What you need to do - Please write out, word for word, every line from the very first one through the line holding "notification-count-badge: 2 <box>195", inclusive.

[Stored dataset lines]

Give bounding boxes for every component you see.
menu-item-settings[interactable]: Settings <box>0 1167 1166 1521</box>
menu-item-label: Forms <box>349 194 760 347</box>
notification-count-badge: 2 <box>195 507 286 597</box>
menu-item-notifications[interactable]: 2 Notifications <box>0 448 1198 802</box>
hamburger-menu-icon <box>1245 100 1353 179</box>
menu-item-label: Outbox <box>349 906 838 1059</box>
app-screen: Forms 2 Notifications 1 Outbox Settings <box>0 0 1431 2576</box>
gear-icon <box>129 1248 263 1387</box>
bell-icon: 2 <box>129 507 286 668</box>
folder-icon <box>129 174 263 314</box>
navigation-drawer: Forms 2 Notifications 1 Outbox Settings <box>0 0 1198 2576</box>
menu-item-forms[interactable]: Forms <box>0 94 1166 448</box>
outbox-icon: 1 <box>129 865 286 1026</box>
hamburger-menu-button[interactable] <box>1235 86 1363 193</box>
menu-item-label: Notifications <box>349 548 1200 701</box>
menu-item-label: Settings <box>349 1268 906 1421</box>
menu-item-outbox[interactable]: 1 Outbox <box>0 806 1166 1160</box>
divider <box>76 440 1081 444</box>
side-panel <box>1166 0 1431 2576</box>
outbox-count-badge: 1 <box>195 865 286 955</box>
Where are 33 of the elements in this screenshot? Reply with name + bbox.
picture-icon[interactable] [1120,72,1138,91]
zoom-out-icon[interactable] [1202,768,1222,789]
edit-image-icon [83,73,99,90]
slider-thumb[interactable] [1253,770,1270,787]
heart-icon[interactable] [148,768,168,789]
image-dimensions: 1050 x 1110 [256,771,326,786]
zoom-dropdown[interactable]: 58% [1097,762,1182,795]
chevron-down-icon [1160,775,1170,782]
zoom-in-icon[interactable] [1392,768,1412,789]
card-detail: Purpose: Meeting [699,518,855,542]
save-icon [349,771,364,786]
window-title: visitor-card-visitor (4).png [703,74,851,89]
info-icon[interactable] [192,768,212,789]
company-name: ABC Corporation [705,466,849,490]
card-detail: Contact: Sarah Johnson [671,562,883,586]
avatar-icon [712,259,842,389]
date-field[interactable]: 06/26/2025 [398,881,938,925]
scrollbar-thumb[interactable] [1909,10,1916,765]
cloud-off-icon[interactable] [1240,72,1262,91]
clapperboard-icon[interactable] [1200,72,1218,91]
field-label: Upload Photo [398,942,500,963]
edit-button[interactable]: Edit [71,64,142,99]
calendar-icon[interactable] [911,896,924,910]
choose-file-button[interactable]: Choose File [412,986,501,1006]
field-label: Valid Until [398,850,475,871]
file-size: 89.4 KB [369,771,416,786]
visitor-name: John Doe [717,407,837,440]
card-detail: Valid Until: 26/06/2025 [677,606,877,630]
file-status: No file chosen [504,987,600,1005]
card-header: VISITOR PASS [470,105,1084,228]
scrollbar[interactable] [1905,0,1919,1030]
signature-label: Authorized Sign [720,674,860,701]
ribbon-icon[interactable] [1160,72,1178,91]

In response -
Give bounding boxes for every component you see.
menu-item-settings[interactable]: Settings <box>0 1167 1166 1521</box>
menu-item-label: Forms <box>349 194 760 347</box>
notification-count-badge: 2 <box>195 507 286 597</box>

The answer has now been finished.